INSTRUCTION |
Give the listing again in full, exactly as written.

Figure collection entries
------------------------------
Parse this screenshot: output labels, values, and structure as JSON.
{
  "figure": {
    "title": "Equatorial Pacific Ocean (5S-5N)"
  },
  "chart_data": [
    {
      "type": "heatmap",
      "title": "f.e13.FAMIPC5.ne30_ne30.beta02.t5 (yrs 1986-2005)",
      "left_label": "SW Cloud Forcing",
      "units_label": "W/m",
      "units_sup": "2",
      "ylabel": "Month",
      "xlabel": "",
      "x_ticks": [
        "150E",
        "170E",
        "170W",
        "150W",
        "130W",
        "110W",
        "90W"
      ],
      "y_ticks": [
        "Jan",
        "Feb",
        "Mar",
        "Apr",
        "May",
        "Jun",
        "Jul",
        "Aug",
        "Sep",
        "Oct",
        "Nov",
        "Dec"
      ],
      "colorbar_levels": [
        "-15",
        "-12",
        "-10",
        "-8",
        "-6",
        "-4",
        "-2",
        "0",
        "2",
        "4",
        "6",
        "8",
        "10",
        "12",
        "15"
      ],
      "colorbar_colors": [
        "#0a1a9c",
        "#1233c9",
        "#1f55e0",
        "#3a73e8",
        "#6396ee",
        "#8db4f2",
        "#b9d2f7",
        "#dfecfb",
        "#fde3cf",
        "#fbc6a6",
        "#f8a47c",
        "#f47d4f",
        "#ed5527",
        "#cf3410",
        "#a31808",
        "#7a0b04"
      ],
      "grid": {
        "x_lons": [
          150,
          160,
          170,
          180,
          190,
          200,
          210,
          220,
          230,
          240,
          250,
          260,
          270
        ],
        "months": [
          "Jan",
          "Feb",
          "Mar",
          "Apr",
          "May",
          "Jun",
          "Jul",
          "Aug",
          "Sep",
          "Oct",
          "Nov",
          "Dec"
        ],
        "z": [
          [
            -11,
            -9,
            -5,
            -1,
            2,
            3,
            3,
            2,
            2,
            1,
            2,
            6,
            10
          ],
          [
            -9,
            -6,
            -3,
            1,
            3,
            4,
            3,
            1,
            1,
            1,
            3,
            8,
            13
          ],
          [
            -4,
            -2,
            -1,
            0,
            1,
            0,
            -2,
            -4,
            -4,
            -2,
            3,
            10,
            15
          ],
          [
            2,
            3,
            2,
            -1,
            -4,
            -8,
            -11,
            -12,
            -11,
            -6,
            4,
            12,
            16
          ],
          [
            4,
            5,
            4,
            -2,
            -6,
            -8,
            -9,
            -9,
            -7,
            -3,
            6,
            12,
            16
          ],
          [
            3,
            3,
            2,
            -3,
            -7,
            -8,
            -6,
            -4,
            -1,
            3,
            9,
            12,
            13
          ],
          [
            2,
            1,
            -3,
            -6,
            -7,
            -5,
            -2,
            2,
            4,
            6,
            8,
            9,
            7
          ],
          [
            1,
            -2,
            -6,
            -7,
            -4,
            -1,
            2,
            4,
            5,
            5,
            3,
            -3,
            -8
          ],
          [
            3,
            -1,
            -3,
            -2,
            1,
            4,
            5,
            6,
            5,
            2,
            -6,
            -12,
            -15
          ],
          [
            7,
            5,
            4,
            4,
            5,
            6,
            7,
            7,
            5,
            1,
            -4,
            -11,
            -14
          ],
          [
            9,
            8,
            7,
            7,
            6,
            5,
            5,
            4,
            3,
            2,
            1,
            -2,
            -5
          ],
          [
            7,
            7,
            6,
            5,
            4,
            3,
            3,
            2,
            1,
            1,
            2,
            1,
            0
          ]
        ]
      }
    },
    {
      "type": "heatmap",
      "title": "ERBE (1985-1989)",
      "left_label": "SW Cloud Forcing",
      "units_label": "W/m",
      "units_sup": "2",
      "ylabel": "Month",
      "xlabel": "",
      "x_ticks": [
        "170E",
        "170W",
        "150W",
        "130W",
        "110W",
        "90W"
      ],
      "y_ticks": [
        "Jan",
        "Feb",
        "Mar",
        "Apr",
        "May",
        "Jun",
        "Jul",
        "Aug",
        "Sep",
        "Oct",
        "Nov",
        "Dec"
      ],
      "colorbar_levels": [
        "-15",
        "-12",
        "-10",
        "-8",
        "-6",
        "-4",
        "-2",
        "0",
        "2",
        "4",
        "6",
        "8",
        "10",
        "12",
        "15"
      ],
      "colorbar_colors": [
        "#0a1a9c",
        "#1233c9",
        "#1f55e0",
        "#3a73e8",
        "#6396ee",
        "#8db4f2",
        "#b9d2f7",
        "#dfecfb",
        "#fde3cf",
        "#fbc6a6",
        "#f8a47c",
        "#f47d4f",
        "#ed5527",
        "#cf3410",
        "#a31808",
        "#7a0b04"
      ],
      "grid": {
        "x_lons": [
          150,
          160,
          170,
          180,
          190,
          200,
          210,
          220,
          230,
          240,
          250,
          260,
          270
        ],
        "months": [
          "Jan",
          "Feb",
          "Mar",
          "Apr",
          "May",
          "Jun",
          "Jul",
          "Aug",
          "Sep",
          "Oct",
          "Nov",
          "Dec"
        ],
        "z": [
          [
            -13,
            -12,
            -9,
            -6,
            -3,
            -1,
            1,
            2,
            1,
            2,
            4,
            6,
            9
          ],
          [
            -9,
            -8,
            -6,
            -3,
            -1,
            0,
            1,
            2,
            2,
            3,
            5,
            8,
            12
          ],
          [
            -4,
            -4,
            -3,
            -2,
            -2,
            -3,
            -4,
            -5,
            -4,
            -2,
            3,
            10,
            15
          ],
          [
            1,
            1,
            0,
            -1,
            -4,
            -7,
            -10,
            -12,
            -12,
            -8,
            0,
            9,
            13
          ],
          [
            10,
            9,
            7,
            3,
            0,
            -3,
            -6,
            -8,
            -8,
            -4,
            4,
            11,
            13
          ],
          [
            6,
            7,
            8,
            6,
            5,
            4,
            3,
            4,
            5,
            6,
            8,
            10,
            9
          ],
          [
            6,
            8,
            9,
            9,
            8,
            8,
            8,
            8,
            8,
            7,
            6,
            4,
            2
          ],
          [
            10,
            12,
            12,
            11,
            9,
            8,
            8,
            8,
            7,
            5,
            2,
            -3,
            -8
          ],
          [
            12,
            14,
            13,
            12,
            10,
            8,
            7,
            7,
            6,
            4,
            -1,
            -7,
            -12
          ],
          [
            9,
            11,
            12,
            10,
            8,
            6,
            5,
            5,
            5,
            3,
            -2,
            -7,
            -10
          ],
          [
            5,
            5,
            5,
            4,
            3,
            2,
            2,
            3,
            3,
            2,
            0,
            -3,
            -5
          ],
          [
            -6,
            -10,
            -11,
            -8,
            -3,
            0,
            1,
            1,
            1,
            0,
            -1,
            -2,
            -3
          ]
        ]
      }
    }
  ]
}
------------------------------
THE REPLY |
Parse this screenshot: output labels, values, and structure as JSON.
{
  "figure": {
    "title": "Equatorial Pacific Ocean (5S-5N)"
  },
  "chart_data": [
    {
      "type": "heatmap",
      "title": "f.e13.FAMIPC5.ne30_ne30.beta02.t5 (yrs 1986-2005)",
      "left_label": "SW Cloud Forcing",
      "units_label": "W/m",
      "units_sup": "2",
      "ylabel": "Month",
      "xlabel": "",
      "x_ticks": [
        "150E",
        "170E",
        "170W",
        "150W",
        "130W",
        "110W",
        "90W"
      ],
      "y_ticks": [
        "Jan",
        "Feb",
        "Mar",
        "Apr",
        "May",
        "Jun",
        "Jul",
        "Aug",
        "Sep",
        "Oct",
        "Nov",
        "Dec"
      ],
      "colorbar_levels": [
        "-15",
        "-12",
        "-10",
        "-8",
        "-6",
        "-4",
        "-2",
        "0",
        "2",
        "4",
        "6",
        "8",
        "10",
        "12",
        "15"
      ],
      "colorbar_colors": [
        "#0a1a9c",
        "#1233c9",
        "#1f55e0",
        "#3a73e8",
        "#6396ee",
        "#8db4f2",
        "#b9d2f7",
        "#dfecfb",
        "#fde3cf",
        "#fbc6a6",
        "#f8a47c",
        "#f47d4f",
        "#ed5527",
        "#cf3410",
        "#a31808",
        "#7a0b04"
      ],
      "grid": {
        "x_lons": [
          150,
          160,
          170,
          180,
          190,
          200,
          210,
          220,
          230,
          240,
          250,
          260,
          270
        ],
        "months": [
          "Jan",
          "Feb",
          "Mar",
          "Apr",
          "May",
          "Jun",
          "Jul",
          "Aug",
          "Sep",
          "Oct",
          "Nov",
          "Dec"
        ],
        "z": [
          [
            -11,
            -9,
            -5,
            -1,
            2,
            3,
            3,
            2,
            2,
            1,
            2,
            6,
            10
          ],
          [
            -9,
            -6,
            -3,
            1,
            3,
            4,
            3,
            1,
            1,
            1,
            3,
            8,
            13
          ],
          [
            -4,
            -2,
            -1,
            0,
            1,
            0,
            -2,
            -4,
            -4,
            -2,
            3,
            10,
            15
          ],
          [
            2,
            3,
            2,
            -1,
            -4,
            -8,
            -11,
            -12,
            -11,
            -6,
            4,
            12,
            16
          ],
          [
            4,
            5,
            4,
            -2,
            -6,
            -8,
            -9,
            -9,
            -7,
            -3,
            6,
            12,
            16
          ],
          [
            3,
            3,
            2,
            -3,
            -7,
            -8,
            -6,
            -4,
            -1,
            3,
            9,
            12,
            13
          ],
          [
            2,
            1,
            -3,
            -6,
            -7,
            -5,
            -2,
            2,
            4,
            6,
            8,
            9,
            7
          ],
          [
            1,
            -2,
            -6,
            -7,
            -4,
            -1,
            2,
            4,
            5,
            5,
            3,
            -3,
            -8
          ],
          [
            3,
            -1,
            -3,
            -2,
            1,
            4,
            5,
            6,
            5,
            2,
            -6,
            -12,
            -15
          ],
          [
            7,
            5,
            4,
            4,
            5,
            6,
            7,
            7,
            5,
            1,
            -4,
            -11,
            -14
          ],
          [
            9,
            8,
            7,
            7,
            6,
            5,
            5,
            4,
            3,
            2,
            1,
            -2,
            -5
          ],
          [
            7,
            7,
            6,
            5,
            4,
            3,
            3,
            2,
            1,
            1,
            2,
            1,
            0
          ]
        ]
      }
    },
    {
      "type": "heatmap",
      "title": "ERBE (1985-1989)",
      "left_label": "SW Cloud Forcing",
      "units_label": "W/m",
      "units_sup": "2",
      "ylabel": "Month",
      "xlabel": "",
      "x_ticks": [
        "170E",
        "170W",
        "150W",
        "130W",
        "110W",
        "90W"
      ],
      "y_ticks": [
        "Jan",
        "Feb",
        "Mar",
        "Apr",
        "May",
        "Jun",
        "Jul",
        "Aug",
        "Sep",
        "Oct",
        "Nov",
        "Dec"
      ],
      "colorbar_levels": [
        "-15",
        "-12",
        "-10",
        "-8",
        "-6",
        "-4",
        "-2",
        "0",
        "2",
        "4",
        "6",
        "8",
        "10",
        "12",
        "15"
      ],
      "colorbar_colors": [
        "#0a1a9c",
        "#1233c9",
        "#1f55e0",
        "#3a73e8",
        "#6396ee",
        "#8db4f2",
        "#b9d2f7",
        "#dfecfb",
        "#fde3cf",
        "#fbc6a6",
        "#f8a47c",
        "#f47d4f",
        "#ed5527",
        "#cf3410",
        "#a31808",
        "#7a0b04"
      ],
      "grid": {
        "x_lons": [
          150,
          160,
          170,
          180,
          190,
          200,
          210,
          220,
          230,
          240,
          250,
          260,
          270
        ],
        "months": [
          "Jan",
          "Feb",
          "Mar",
          "Apr",
          "May",
          "Jun",
          "Jul",
          "Aug",
          "Sep",
          "Oct",
          "Nov",
          "Dec"
        ],
        "z": [
          [
            -13,
            -12,
            -9,
            -6,
            -3,
            -1,
            1,
            2,
            1,
            2,
            4,
            6,
            9
          ],
          [
            -9,
            -8,
            -6,
            -3,
            -1,
            0,
            1,
            2,
            2,
            3,
            5,
            8,
            12
          ],
          [
            -4,
            -4,
            -3,
            -2,
            -2,
            -3,
            -4,
            -5,
            -4,
            -2,
            3,
            10,
            15
          ],
          [
            1,
            1,
            0,
            -1,
            -4,
            -7,
            -10,
            -12,
            -12,
            -8,
            0,
            9,
            13
          ],
          [
            10,
            9,
            7,
            3,
            0,
            -3,
            -6,
            -8,
            -8,
            -4,
            4,
            11,
            13
          ],
          [
            6,
            7,
            8,
            6,
            5,
            4,
            3,
            4,
            5,
            6,
            8,
            10,
            9
          ],
          [
            6,
            8,
            9,
            9,
            8,
            8,
            8,
            8,
            8,
            7,
            6,
            4,
            2
          ],
          [
            10,
            12,
            12,
            11,
            9,
            8,
            8,
            8,
            7,
            5,
            2,
            -3,
            -8
          ],
          [
            12,
            14,
            13,
            12,
            10,
            8,
            7,
            7,
            6,
            4,
            -1,
            -7,
            -12
          ],
          [
            9,
            11,
            12,
            10,
            8,
            6,
            5,
            5,
            5,
            3,
            -2,
            -7,
            -10
          ],
          [
            5,
            5,
            5,
            4,
            3,
            2,
            2,
            3,
            3,
            2,
            0,
            -3,
            -5
          ],
          [
            -6,
            -10,
            -11,
            -8,
            -3,
            0,
            1,
            1,
            1,
            0,
            -1,
            -2,
            -3
          ]
        ]
      }
    }
  ]
}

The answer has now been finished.